*SHORT EXERCISE*. Reproduce all the lines below exactly and omit the images.

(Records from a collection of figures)
** Begin **

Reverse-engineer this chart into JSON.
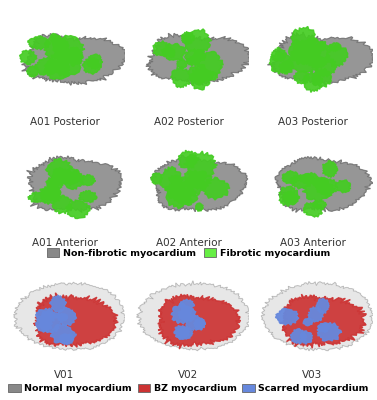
{
  "background_color": "#ffffff",
  "label_color": "#333333",
  "label_fontsize": 7.5,
  "legend_fontsize": 6.8,
  "row1_labels": [
    "A01 Posterior",
    "A02 Posterior",
    "A03 Posterior"
  ],
  "row2_labels": [
    "A01 Anterior",
    "A02 Anterior",
    "A03 Anterior"
  ],
  "row3_labels": [
    "V01",
    "V02",
    "V03"
  ],
  "legend1_items": [
    {
      "label": "Non-fibrotic myocardium",
      "color": "#888888"
    },
    {
      "label": "Fibrotic myocardium",
      "color": "#66ee44"
    }
  ],
  "legend2_items": [
    {
      "label": "Normal myocardium",
      "color": "#888888"
    },
    {
      "label": "BZ myocardium",
      "color": "#cc3333"
    },
    {
      "label": "Scarred myocardium",
      "color": "#6688dd"
    }
  ],
  "gray_heart": "#888888",
  "green_fibrotic": "#44cc22",
  "outer_shell": "#cccccc",
  "bz_red": "#cc3333",
  "scar_blue": "#6688dd"
}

** End **

*OUTPUT FOR THIS TASK*.
Reverse-engineer this chart into JSON.
{
  "background_color": "#ffffff",
  "label_color": "#333333",
  "label_fontsize": 7.5,
  "legend_fontsize": 6.8,
  "row1_labels": [
    "A01 Posterior",
    "A02 Posterior",
    "A03 Posterior"
  ],
  "row2_labels": [
    "A01 Anterior",
    "A02 Anterior",
    "A03 Anterior"
  ],
  "row3_labels": [
    "V01",
    "V02",
    "V03"
  ],
  "legend1_items": [
    {
      "label": "Non-fibrotic myocardium",
      "color": "#888888"
    },
    {
      "label": "Fibrotic myocardium",
      "color": "#66ee44"
    }
  ],
  "legend2_items": [
    {
      "label": "Normal myocardium",
      "color": "#888888"
    },
    {
      "label": "BZ myocardium",
      "color": "#cc3333"
    },
    {
      "label": "Scarred myocardium",
      "color": "#6688dd"
    }
  ],
  "gray_heart": "#888888",
  "green_fibrotic": "#44cc22",
  "outer_shell": "#cccccc",
  "bz_red": "#cc3333",
  "scar_blue": "#6688dd"
}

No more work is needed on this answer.